Gov warns of impending flooding in Pierre, Fort PierrePIERRE — Flooding in Pierre and Fort Pierre is “imminent” and people should prepare to evacuate within 48 hours. Gov. Dennis Daugaard warned residents of the growing flooding risk Thursday. The Missouri River is rising and will soon inundate parts of both cities, the governor said.
By: Staff Reports, The Daily Republic
PIERRE — Flooding in Pierre and Fort Pierre is “imminent” and people should prepare to evacuate within 48 hours.
Gov. Dennis Daugaard warned residents of the growing flooding risk Thursday.
The Missouri River is rising and will soon inundate parts of both cities, the governor said.
Record flows into the river from Montana through South Dakota are forcing the U.S. Army Corps of Engineers to increase releases from the mainstem dams. The increased releases will raise water levels, according to the governor’s office.
Water levels are expected to rise later this week and could remain at flood stage levels into July. The Governor’s Office said property owners should plan to evacuate their property by this weekend and may not be able to return until mid-summer.

## Raw data
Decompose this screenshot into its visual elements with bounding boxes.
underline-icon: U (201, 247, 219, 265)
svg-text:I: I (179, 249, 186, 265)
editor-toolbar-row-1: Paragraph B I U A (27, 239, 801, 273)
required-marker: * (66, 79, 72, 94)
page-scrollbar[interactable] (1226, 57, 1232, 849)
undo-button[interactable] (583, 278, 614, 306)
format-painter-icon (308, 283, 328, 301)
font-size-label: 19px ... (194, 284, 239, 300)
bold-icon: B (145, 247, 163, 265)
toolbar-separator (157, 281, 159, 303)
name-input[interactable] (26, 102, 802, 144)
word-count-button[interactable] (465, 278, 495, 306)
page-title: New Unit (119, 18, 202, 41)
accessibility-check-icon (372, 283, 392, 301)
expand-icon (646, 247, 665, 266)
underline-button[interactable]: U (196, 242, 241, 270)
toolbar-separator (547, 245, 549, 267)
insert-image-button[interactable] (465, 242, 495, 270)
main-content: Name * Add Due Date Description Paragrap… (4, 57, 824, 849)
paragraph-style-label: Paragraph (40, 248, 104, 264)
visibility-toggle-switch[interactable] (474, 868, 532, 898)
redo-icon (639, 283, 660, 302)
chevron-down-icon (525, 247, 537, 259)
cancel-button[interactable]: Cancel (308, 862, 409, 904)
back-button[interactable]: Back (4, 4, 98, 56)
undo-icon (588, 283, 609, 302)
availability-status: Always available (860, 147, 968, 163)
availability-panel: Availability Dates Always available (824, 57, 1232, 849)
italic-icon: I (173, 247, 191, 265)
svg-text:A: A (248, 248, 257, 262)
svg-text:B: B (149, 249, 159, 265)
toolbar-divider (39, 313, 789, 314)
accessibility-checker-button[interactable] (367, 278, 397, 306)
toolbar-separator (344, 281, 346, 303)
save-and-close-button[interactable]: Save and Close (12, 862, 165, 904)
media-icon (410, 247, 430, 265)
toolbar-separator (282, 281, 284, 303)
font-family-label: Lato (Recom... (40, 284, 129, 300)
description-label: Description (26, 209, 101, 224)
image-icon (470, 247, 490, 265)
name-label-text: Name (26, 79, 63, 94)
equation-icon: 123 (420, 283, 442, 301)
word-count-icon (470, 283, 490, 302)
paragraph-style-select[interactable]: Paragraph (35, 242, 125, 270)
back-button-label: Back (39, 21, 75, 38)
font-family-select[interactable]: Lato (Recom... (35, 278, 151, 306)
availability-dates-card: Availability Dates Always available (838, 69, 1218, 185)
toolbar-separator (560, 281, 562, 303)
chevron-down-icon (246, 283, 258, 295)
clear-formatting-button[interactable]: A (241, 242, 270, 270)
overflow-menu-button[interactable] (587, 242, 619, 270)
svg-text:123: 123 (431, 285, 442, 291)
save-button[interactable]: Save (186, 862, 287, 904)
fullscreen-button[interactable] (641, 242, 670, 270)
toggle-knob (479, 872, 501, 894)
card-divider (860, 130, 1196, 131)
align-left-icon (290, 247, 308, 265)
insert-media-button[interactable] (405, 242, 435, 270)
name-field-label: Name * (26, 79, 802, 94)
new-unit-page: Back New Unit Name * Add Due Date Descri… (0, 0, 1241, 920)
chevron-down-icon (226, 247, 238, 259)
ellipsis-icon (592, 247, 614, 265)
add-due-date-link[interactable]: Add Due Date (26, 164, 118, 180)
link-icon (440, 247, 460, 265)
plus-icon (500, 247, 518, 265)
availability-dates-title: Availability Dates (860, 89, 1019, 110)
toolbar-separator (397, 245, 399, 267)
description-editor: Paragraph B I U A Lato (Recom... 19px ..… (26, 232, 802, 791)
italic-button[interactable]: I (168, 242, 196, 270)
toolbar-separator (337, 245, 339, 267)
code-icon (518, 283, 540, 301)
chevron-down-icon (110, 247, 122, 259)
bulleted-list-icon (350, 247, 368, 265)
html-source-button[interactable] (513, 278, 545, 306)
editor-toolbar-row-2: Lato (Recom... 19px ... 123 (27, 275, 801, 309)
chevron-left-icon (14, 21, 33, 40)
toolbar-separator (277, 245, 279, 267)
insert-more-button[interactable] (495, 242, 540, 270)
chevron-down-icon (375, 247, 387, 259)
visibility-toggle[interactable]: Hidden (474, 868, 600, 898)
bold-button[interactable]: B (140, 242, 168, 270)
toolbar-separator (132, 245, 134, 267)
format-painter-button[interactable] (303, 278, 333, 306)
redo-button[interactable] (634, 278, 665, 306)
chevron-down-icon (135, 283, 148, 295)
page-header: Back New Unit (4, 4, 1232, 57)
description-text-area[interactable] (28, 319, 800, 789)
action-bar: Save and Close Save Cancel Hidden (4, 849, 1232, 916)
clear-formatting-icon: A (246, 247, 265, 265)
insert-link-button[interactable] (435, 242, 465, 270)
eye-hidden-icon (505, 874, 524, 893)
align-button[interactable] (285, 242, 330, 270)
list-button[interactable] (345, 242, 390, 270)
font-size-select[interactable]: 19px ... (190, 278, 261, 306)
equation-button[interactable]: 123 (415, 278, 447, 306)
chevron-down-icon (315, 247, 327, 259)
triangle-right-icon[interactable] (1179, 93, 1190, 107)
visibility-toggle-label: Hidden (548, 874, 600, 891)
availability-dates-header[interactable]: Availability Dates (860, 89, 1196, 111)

## Aim of the task
Please continue the news article about the flood warning for Pierre and Fort Pierre, picking up after its final sentence.

## Task answer
The Corps plans to increase the water release beginning on Saturday. Flooding is projected to begin on Saturday and worsen between June 4-6.
Thursday, the elevation of the Missouri River at Pierre and Fort Pierre is 1,430 feet above sea level. The elevation could increase as much as four feet as water flows increase.
Saturday, the Corp will increase water flow from the Oahe Dam to 85,000 cubic feet per second. The number will increase to 90,000 on June 4, 95,000 on June 5 and 100,000 on June 6.
As the snowmelt continues into late June and early July, the water flow will increase to 110,000 cubic feet per second and may reach 120,000 cubic feet per second.
Wednesday evening, the Army Corps of Engineers dramatically increased their calculation of water release required from the mainstem dams on the Missouri River. The Corps believes that this increased water release is necessary to avoid overtopping of the spillways.
Huge rainfalls in Wyoming, Montana, and western North Dakota and South Dakota over the past month have exceeded rainfall in a normal year. This used the reservoir capacity that had been reserved to accommodate the snowmelt. In addition, mountain snowpack is 135 percent to 140 percent of normal, and it is melting at a later time. As a result, all the moisture will require the Corps to increase water flows to unprecedented levels.
State and local officials are currently coordinating plans for shelter and assessing the potential impact on utilities and other infrastructure. Officials are also working to obtain additional flood-fighting and sheltering supplies.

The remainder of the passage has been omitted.